Task instructions – Locate all lines in the data below that hold "utan" and show them.

Data –
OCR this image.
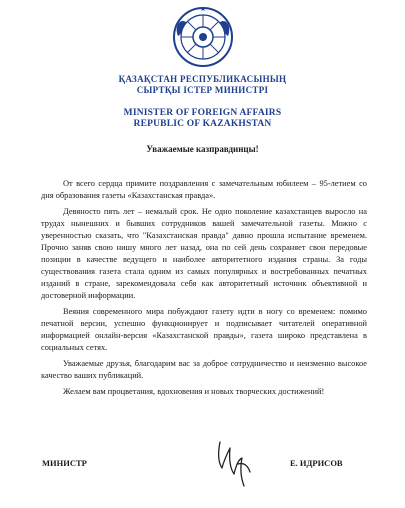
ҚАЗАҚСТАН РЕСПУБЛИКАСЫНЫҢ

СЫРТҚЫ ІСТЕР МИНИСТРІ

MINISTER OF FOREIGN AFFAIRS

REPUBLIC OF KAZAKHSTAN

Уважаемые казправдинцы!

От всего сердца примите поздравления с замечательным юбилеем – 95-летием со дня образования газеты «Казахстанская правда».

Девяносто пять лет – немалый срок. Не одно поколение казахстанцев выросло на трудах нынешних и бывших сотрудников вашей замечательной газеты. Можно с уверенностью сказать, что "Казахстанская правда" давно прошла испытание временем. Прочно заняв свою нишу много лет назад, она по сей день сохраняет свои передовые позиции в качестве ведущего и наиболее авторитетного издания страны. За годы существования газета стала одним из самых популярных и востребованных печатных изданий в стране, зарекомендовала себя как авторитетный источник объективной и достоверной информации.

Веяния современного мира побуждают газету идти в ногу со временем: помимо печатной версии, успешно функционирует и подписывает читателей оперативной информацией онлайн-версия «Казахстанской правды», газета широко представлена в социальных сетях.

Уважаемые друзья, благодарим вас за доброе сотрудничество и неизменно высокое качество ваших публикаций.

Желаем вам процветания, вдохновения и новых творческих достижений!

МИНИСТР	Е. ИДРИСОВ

...

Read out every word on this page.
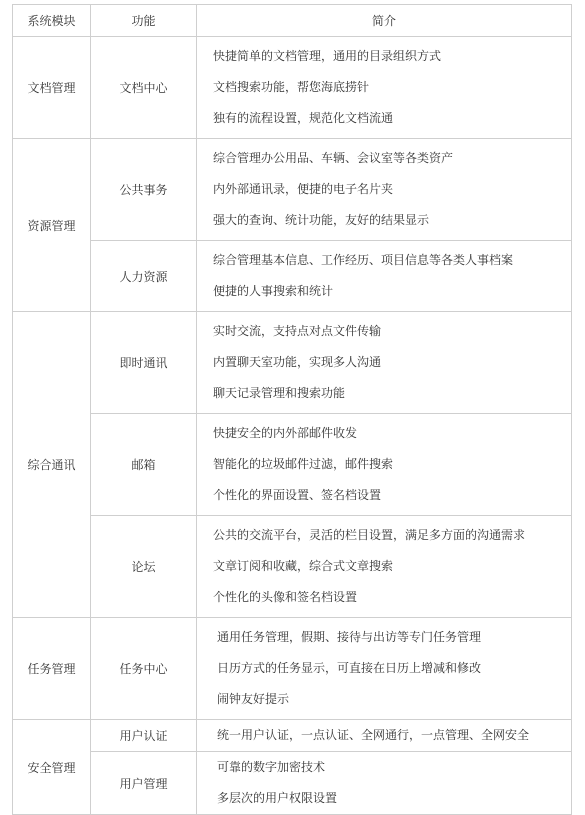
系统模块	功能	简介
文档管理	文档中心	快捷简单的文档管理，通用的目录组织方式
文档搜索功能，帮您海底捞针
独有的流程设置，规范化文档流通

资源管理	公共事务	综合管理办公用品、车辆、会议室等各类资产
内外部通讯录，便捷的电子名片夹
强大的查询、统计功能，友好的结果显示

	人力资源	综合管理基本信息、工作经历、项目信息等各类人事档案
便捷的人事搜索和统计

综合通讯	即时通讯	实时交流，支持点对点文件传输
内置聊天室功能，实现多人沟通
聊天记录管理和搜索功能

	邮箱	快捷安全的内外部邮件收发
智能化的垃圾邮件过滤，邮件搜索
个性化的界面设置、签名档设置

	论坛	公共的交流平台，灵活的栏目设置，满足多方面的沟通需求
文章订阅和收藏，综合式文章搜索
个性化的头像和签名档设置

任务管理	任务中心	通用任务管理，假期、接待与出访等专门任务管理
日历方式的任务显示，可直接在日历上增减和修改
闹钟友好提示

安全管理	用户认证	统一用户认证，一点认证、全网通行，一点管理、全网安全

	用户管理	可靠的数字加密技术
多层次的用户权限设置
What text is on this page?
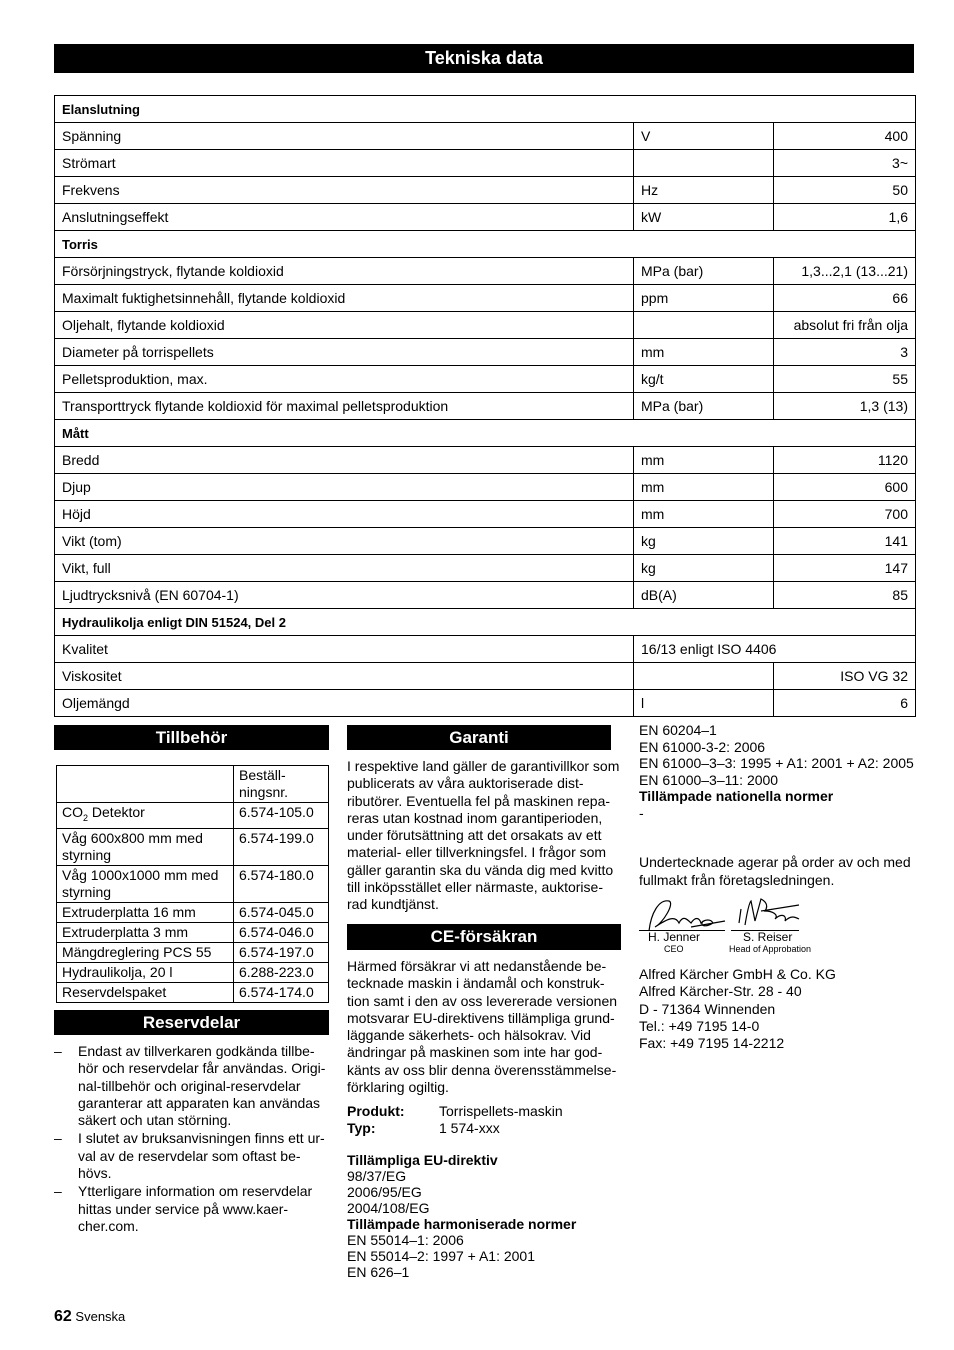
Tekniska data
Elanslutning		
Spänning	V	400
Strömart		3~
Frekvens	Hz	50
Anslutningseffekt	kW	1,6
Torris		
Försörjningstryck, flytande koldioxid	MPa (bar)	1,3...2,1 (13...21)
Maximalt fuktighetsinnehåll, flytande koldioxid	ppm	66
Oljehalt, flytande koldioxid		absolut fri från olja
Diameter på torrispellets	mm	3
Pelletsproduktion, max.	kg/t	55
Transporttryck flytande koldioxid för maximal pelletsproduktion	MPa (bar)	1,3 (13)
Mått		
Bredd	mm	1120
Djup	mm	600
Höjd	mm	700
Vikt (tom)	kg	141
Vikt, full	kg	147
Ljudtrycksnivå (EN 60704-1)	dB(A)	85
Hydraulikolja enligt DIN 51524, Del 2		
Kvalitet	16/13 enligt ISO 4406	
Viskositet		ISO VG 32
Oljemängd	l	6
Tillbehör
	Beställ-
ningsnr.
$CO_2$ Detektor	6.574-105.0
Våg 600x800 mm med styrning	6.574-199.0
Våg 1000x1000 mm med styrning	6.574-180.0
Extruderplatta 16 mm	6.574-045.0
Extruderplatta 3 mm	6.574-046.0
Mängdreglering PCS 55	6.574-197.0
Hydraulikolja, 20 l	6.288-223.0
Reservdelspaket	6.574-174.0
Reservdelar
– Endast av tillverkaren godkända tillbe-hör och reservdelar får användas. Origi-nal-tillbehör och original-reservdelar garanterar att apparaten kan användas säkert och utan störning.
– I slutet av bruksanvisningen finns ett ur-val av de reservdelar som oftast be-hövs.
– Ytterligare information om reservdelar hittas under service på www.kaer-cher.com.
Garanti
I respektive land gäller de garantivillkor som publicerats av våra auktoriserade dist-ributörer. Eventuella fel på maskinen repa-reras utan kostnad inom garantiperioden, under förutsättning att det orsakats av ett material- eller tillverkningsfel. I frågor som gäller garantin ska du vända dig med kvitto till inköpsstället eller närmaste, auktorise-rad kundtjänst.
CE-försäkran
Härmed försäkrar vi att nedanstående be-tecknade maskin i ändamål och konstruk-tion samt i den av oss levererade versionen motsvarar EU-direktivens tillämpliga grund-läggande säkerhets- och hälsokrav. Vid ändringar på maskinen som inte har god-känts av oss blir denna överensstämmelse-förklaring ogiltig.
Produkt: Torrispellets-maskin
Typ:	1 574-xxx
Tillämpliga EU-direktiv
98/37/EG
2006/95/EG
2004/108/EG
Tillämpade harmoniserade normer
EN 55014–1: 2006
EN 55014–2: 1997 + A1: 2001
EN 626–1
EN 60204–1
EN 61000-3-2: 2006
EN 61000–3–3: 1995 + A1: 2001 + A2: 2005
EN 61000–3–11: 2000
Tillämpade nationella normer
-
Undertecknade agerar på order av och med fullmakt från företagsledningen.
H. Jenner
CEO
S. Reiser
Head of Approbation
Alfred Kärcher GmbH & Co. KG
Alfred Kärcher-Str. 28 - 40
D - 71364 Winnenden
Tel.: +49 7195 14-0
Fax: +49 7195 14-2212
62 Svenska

---

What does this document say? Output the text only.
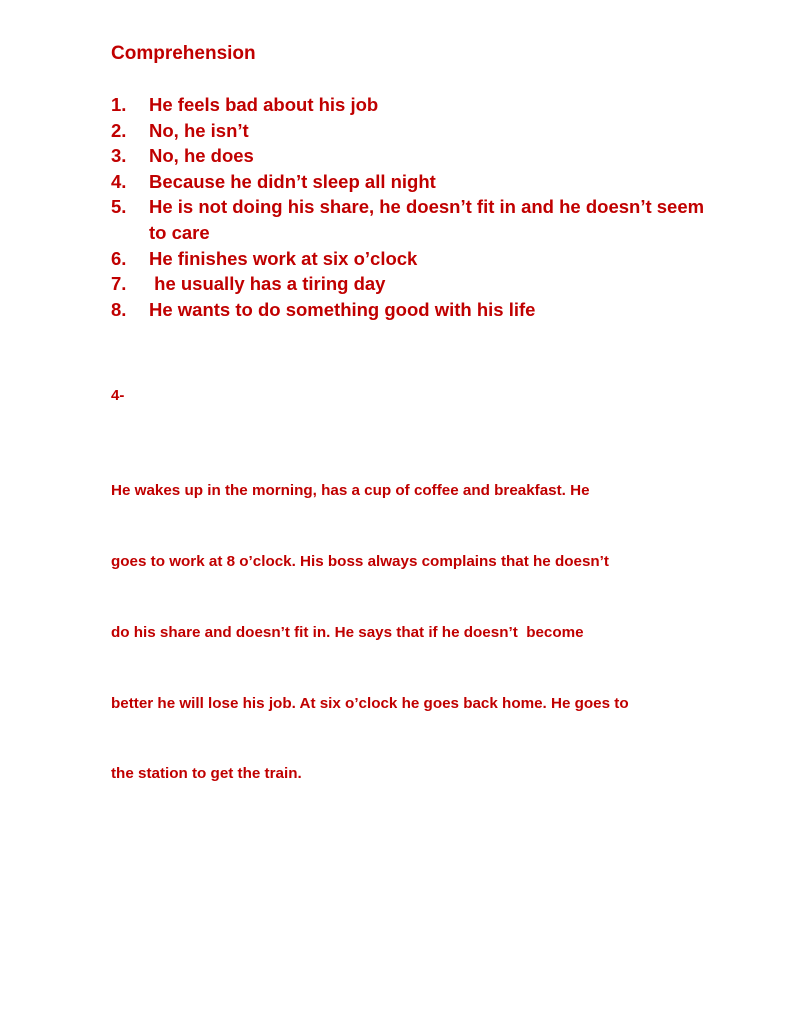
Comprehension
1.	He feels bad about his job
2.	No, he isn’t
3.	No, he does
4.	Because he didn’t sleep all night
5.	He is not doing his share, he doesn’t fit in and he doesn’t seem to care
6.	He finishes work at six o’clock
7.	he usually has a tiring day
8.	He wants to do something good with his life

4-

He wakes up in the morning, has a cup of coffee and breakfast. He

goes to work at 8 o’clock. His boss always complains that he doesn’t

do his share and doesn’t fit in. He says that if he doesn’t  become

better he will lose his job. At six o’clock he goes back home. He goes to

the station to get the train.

The output –
– Endast av tillverkaren godkända tillbe-hör och reservdelar får användas. Origi-nal-tillbehör och original-reservdelar garanterar att apparaten kan användas säkert och utan störning.
I respektive land gäller de garantivillkor som publicerats av våra auktoriserade dist-ributörer. Eventuella fel på maskinen repa-reras utan kostnad inom garantiperioden, under förutsättning att det orsakats av ett material- eller tillverkningsfel. I frågor som gäller garantin ska du vända dig med kvitto till inköpsstället eller närmaste, auktorise-rad kundtjänst.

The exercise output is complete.